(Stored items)
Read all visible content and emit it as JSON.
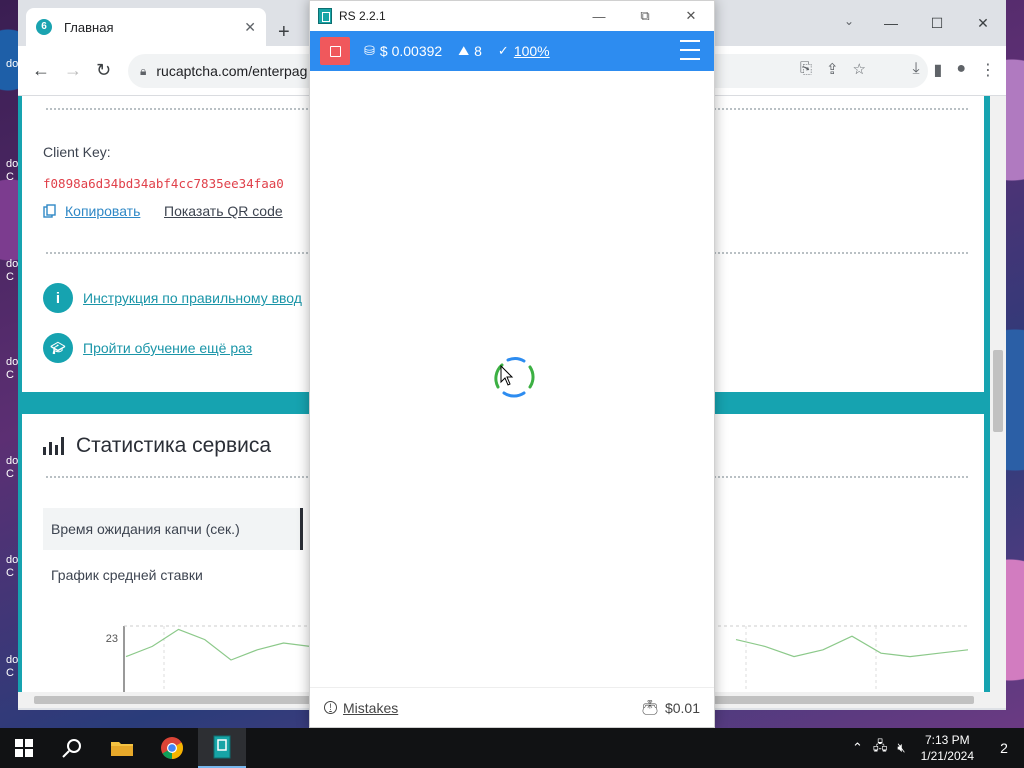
{
  "desktop": {
    "icons": [
      "do",
      "do C",
      "do C",
      "do C",
      "do C",
      "do C",
      "do C"
    ]
  },
  "browser": {
    "tab_title": "Главная",
    "new_tab_symbol": "+",
    "url": "rucaptcha.com/enterpag",
    "controls": {
      "minimize": "—",
      "maximize": "☐",
      "close": "✕"
    }
  },
  "page": {
    "client_key_label": "Client Key:",
    "client_key_value": "f0898a6d34bd34abf4cc7835ee34faa0",
    "copy_label": "Копировать",
    "qr_label": "Показать QR code",
    "instructions_link": "Инструкция по правильному ввод",
    "training_link": "Пройти обучение ещё раз",
    "stats_title": "Статистика сервиса",
    "wait_time_tab": "Время ожидания капчи (сек.)",
    "avg_bid_label": "График средней ставки",
    "chart_y_tick": "23"
  },
  "chart_data": {
    "type": "line",
    "ylabel": "",
    "y_ticks": [
      "23"
    ],
    "series": [
      {
        "values": [
          22.1,
          22.4,
          22.9,
          22.6,
          22.0,
          22.3,
          22.5,
          22.4,
          22.2
        ]
      },
      {
        "values": [
          22.6,
          22.4,
          22.1,
          22.3,
          22.7,
          22.2,
          22.1,
          22.2,
          22.3
        ]
      }
    ]
  },
  "rs_app": {
    "title": "RS 2.2.1",
    "balance": "$ 0.00392",
    "count": "8",
    "accuracy": "100%",
    "mistakes_label": "Mistakes",
    "wallet_value": "$0.01",
    "accent_color": "#2d8cf0",
    "stop_color": "#f0585c"
  },
  "taskbar": {
    "time": "7:13 PM",
    "date": "1/21/2024",
    "notifications": "2"
  }
}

[Exercise prompt] Give the entries again word for word, but skip the pictures.

[The response]
Read all visible content and emit it as JSON.
{
  "desktop": {
    "icons": [
      "do",
      "do C",
      "do C",
      "do C",
      "do C",
      "do C",
      "do C"
    ]
  },
  "browser": {
    "tab_title": "Главная",
    "new_tab_symbol": "+",
    "url": "rucaptcha.com/enterpag",
    "controls": {
      "minimize": "—",
      "maximize": "☐",
      "close": "✕"
    }
  },
  "page": {
    "client_key_label": "Client Key:",
    "client_key_value": "f0898a6d34bd34abf4cc7835ee34faa0",
    "copy_label": "Копировать",
    "qr_label": "Показать QR code",
    "instructions_link": "Инструкция по правильному ввод",
    "training_link": "Пройти обучение ещё раз",
    "stats_title": "Статистика сервиса",
    "wait_time_tab": "Время ожидания капчи (сек.)",
    "avg_bid_label": "График средней ставки",
    "chart_y_tick": "23"
  },
  "chart_data": {
    "type": "line",
    "ylabel": "",
    "y_ticks": [
      "23"
    ],
    "series": [
      {
        "values": [
          22.1,
          22.4,
          22.9,
          22.6,
          22.0,
          22.3,
          22.5,
          22.4,
          22.2
        ]
      },
      {
        "values": [
          22.6,
          22.4,
          22.1,
          22.3,
          22.7,
          22.2,
          22.1,
          22.2,
          22.3
        ]
      }
    ]
  },
  "rs_app": {
    "title": "RS 2.2.1",
    "balance": "$ 0.00392",
    "count": "8",
    "accuracy": "100%",
    "mistakes_label": "Mistakes",
    "wallet_value": "$0.01",
    "accent_color": "#2d8cf0",
    "stop_color": "#f0585c"
  },
  "taskbar": {
    "time": "7:13 PM",
    "date": "1/21/2024",
    "notifications": "2"
  }
}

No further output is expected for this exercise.